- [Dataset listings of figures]
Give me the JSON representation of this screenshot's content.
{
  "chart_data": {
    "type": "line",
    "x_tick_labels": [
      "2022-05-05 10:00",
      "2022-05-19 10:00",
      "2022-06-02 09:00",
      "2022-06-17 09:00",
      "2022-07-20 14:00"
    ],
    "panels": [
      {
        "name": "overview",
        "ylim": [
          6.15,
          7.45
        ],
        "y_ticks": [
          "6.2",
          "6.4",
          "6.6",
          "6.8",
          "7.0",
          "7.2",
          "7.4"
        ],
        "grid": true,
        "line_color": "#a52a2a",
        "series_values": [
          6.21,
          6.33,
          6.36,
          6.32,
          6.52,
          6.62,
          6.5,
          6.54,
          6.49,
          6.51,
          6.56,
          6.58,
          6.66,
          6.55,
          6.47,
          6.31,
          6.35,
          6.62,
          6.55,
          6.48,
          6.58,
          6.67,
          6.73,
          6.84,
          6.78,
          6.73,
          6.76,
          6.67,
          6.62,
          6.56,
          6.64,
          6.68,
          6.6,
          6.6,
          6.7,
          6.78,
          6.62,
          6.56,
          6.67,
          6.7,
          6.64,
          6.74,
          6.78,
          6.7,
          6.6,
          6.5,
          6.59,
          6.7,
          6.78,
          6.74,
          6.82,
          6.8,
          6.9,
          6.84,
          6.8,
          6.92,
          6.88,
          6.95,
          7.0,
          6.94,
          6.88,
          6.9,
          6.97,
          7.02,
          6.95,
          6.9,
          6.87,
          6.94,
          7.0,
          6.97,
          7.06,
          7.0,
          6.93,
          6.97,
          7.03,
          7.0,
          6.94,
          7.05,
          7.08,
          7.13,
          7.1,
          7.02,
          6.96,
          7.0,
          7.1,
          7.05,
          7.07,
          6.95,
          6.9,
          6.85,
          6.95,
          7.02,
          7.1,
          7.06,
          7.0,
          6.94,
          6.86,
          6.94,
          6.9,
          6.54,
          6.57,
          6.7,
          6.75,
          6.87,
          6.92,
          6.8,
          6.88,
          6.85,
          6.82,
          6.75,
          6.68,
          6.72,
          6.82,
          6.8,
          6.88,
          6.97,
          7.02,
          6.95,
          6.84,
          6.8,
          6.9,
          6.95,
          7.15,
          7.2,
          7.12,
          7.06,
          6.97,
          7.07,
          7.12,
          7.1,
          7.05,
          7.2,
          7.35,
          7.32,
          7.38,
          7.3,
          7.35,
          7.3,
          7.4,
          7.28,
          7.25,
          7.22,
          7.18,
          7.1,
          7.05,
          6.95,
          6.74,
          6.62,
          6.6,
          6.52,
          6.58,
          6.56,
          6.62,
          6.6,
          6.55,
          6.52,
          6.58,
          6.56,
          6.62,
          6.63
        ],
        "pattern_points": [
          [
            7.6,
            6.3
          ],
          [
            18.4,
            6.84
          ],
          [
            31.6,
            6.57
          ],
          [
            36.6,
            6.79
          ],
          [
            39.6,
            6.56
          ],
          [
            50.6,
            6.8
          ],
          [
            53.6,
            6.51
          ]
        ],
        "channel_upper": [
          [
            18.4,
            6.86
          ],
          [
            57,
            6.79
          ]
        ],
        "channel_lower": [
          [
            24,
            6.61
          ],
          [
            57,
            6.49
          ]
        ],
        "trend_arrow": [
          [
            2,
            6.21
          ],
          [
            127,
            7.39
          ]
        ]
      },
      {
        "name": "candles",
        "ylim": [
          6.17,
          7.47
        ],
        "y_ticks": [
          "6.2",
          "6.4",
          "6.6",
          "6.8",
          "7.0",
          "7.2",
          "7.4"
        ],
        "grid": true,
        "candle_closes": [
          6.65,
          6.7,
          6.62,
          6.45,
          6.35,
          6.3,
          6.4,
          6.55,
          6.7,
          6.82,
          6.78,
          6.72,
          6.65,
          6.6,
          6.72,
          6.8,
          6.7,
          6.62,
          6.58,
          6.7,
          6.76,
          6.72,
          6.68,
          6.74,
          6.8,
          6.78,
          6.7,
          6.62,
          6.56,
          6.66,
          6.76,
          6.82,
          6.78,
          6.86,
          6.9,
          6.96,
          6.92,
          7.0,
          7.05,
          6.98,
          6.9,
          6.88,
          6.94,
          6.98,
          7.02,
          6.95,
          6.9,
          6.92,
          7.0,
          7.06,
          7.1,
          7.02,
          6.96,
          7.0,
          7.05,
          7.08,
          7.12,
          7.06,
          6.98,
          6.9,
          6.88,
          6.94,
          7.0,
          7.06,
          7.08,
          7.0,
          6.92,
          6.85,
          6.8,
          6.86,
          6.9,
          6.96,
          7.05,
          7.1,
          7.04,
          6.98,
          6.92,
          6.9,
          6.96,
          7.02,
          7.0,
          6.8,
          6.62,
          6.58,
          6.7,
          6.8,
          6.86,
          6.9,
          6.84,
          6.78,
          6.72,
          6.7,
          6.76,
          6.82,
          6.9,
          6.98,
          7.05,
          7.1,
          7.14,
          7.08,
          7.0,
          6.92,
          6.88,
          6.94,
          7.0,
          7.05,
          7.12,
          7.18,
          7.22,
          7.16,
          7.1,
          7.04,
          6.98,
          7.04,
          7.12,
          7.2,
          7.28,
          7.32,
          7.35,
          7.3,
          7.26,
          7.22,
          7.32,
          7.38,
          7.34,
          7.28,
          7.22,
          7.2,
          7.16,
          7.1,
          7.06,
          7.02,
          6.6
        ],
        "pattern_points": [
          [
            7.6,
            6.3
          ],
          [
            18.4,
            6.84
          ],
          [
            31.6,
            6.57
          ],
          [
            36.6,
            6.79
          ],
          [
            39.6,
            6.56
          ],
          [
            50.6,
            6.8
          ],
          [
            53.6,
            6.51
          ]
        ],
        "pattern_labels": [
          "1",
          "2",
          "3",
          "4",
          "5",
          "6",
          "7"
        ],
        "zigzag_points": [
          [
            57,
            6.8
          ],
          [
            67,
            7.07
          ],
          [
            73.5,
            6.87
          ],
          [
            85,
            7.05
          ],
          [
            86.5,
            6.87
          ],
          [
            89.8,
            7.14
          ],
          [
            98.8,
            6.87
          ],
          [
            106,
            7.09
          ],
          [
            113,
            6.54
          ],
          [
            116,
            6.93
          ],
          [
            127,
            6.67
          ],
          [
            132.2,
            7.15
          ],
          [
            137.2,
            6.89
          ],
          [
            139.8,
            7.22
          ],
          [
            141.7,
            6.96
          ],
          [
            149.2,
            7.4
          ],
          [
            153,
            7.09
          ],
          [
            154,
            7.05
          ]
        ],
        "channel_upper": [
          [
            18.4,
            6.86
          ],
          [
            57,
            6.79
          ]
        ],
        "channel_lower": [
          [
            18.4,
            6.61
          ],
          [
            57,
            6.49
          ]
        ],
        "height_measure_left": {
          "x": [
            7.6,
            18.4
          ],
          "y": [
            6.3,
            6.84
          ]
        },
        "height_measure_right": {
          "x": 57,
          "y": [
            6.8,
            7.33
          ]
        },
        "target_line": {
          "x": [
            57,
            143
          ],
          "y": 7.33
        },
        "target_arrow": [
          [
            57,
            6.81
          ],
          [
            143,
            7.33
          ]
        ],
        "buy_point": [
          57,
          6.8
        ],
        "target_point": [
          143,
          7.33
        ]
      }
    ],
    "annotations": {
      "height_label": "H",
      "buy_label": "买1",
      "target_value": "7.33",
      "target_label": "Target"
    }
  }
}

- [What to do] Output the whole listing above again, word for word.

- [Solution to the exercise]
Give me the JSON representation of this screenshot's content.
{
  "chart_data": {
    "type": "line",
    "x_tick_labels": [
      "2022-05-05 10:00",
      "2022-05-19 10:00",
      "2022-06-02 09:00",
      "2022-06-17 09:00",
      "2022-07-20 14:00"
    ],
    "panels": [
      {
        "name": "overview",
        "ylim": [
          6.15,
          7.45
        ],
        "y_ticks": [
          "6.2",
          "6.4",
          "6.6",
          "6.8",
          "7.0",
          "7.2",
          "7.4"
        ],
        "grid": true,
        "line_color": "#a52a2a",
        "series_values": [
          6.21,
          6.33,
          6.36,
          6.32,
          6.52,
          6.62,
          6.5,
          6.54,
          6.49,
          6.51,
          6.56,
          6.58,
          6.66,
          6.55,
          6.47,
          6.31,
          6.35,
          6.62,
          6.55,
          6.48,
          6.58,
          6.67,
          6.73,
          6.84,
          6.78,
          6.73,
          6.76,
          6.67,
          6.62,
          6.56,
          6.64,
          6.68,
          6.6,
          6.6,
          6.7,
          6.78,
          6.62,
          6.56,
          6.67,
          6.7,
          6.64,
          6.74,
          6.78,
          6.7,
          6.6,
          6.5,
          6.59,
          6.7,
          6.78,
          6.74,
          6.82,
          6.8,
          6.9,
          6.84,
          6.8,
          6.92,
          6.88,
          6.95,
          7.0,
          6.94,
          6.88,
          6.9,
          6.97,
          7.02,
          6.95,
          6.9,
          6.87,
          6.94,
          7.0,
          6.97,
          7.06,
          7.0,
          6.93,
          6.97,
          7.03,
          7.0,
          6.94,
          7.05,
          7.08,
          7.13,
          7.1,
          7.02,
          6.96,
          7.0,
          7.1,
          7.05,
          7.07,
          6.95,
          6.9,
          6.85,
          6.95,
          7.02,
          7.1,
          7.06,
          7.0,
          6.94,
          6.86,
          6.94,
          6.9,
          6.54,
          6.57,
          6.7,
          6.75,
          6.87,
          6.92,
          6.8,
          6.88,
          6.85,
          6.82,
          6.75,
          6.68,
          6.72,
          6.82,
          6.8,
          6.88,
          6.97,
          7.02,
          6.95,
          6.84,
          6.8,
          6.9,
          6.95,
          7.15,
          7.2,
          7.12,
          7.06,
          6.97,
          7.07,
          7.12,
          7.1,
          7.05,
          7.2,
          7.35,
          7.32,
          7.38,
          7.3,
          7.35,
          7.3,
          7.4,
          7.28,
          7.25,
          7.22,
          7.18,
          7.1,
          7.05,
          6.95,
          6.74,
          6.62,
          6.6,
          6.52,
          6.58,
          6.56,
          6.62,
          6.6,
          6.55,
          6.52,
          6.58,
          6.56,
          6.62,
          6.63
        ],
        "pattern_points": [
          [
            7.6,
            6.3
          ],
          [
            18.4,
            6.84
          ],
          [
            31.6,
            6.57
          ],
          [
            36.6,
            6.79
          ],
          [
            39.6,
            6.56
          ],
          [
            50.6,
            6.8
          ],
          [
            53.6,
            6.51
          ]
        ],
        "channel_upper": [
          [
            18.4,
            6.86
          ],
          [
            57,
            6.79
          ]
        ],
        "channel_lower": [
          [
            24,
            6.61
          ],
          [
            57,
            6.49
          ]
        ],
        "trend_arrow": [
          [
            2,
            6.21
          ],
          [
            127,
            7.39
          ]
        ]
      },
      {
        "name": "candles",
        "ylim": [
          6.17,
          7.47
        ],
        "y_ticks": [
          "6.2",
          "6.4",
          "6.6",
          "6.8",
          "7.0",
          "7.2",
          "7.4"
        ],
        "grid": true,
        "candle_closes": [
          6.65,
          6.7,
          6.62,
          6.45,
          6.35,
          6.3,
          6.4,
          6.55,
          6.7,
          6.82,
          6.78,
          6.72,
          6.65,
          6.6,
          6.72,
          6.8,
          6.7,
          6.62,
          6.58,
          6.7,
          6.76,
          6.72,
          6.68,
          6.74,
          6.8,
          6.78,
          6.7,
          6.62,
          6.56,
          6.66,
          6.76,
          6.82,
          6.78,
          6.86,
          6.9,
          6.96,
          6.92,
          7.0,
          7.05,
          6.98,
          6.9,
          6.88,
          6.94,
          6.98,
          7.02,
          6.95,
          6.9,
          6.92,
          7.0,
          7.06,
          7.1,
          7.02,
          6.96,
          7.0,
          7.05,
          7.08,
          7.12,
          7.06,
          6.98,
          6.9,
          6.88,
          6.94,
          7.0,
          7.06,
          7.08,
          7.0,
          6.92,
          6.85,
          6.8,
          6.86,
          6.9,
          6.96,
          7.05,
          7.1,
          7.04,
          6.98,
          6.92,
          6.9,
          6.96,
          7.02,
          7.0,
          6.8,
          6.62,
          6.58,
          6.7,
          6.8,
          6.86,
          6.9,
          6.84,
          6.78,
          6.72,
          6.7,
          6.76,
          6.82,
          6.9,
          6.98,
          7.05,
          7.1,
          7.14,
          7.08,
          7.0,
          6.92,
          6.88,
          6.94,
          7.0,
          7.05,
          7.12,
          7.18,
          7.22,
          7.16,
          7.1,
          7.04,
          6.98,
          7.04,
          7.12,
          7.2,
          7.28,
          7.32,
          7.35,
          7.3,
          7.26,
          7.22,
          7.32,
          7.38,
          7.34,
          7.28,
          7.22,
          7.2,
          7.16,
          7.1,
          7.06,
          7.02,
          6.6
        ],
        "pattern_points": [
          [
            7.6,
            6.3
          ],
          [
            18.4,
            6.84
          ],
          [
            31.6,
            6.57
          ],
          [
            36.6,
            6.79
          ],
          [
            39.6,
            6.56
          ],
          [
            50.6,
            6.8
          ],
          [
            53.6,
            6.51
          ]
        ],
        "pattern_labels": [
          "1",
          "2",
          "3",
          "4",
          "5",
          "6",
          "7"
        ],
        "zigzag_points": [
          [
            57,
            6.8
          ],
          [
            67,
            7.07
          ],
          [
            73.5,
            6.87
          ],
          [
            85,
            7.05
          ],
          [
            86.5,
            6.87
          ],
          [
            89.8,
            7.14
          ],
          [
            98.8,
            6.87
          ],
          [
            106,
            7.09
          ],
          [
            113,
            6.54
          ],
          [
            116,
            6.93
          ],
          [
            127,
            6.67
          ],
          [
            132.2,
            7.15
          ],
          [
            137.2,
            6.89
          ],
          [
            139.8,
            7.22
          ],
          [
            141.7,
            6.96
          ],
          [
            149.2,
            7.4
          ],
          [
            153,
            7.09
          ],
          [
            154,
            7.05
          ]
        ],
        "channel_upper": [
          [
            18.4,
            6.86
          ],
          [
            57,
            6.79
          ]
        ],
        "channel_lower": [
          [
            18.4,
            6.61
          ],
          [
            57,
            6.49
          ]
        ],
        "height_measure_left": {
          "x": [
            7.6,
            18.4
          ],
          "y": [
            6.3,
            6.84
          ]
        },
        "height_measure_right": {
          "x": 57,
          "y": [
            6.8,
            7.33
          ]
        },
        "target_line": {
          "x": [
            57,
            143
          ],
          "y": 7.33
        },
        "target_arrow": [
          [
            57,
            6.81
          ],
          [
            143,
            7.33
          ]
        ],
        "buy_point": [
          57,
          6.8
        ],
        "target_point": [
          143,
          7.33
        ]
      }
    ],
    "annotations": {
      "height_label": "H",
      "buy_label": "买1",
      "target_value": "7.33",
      "target_label": "Target"
    }
  }
}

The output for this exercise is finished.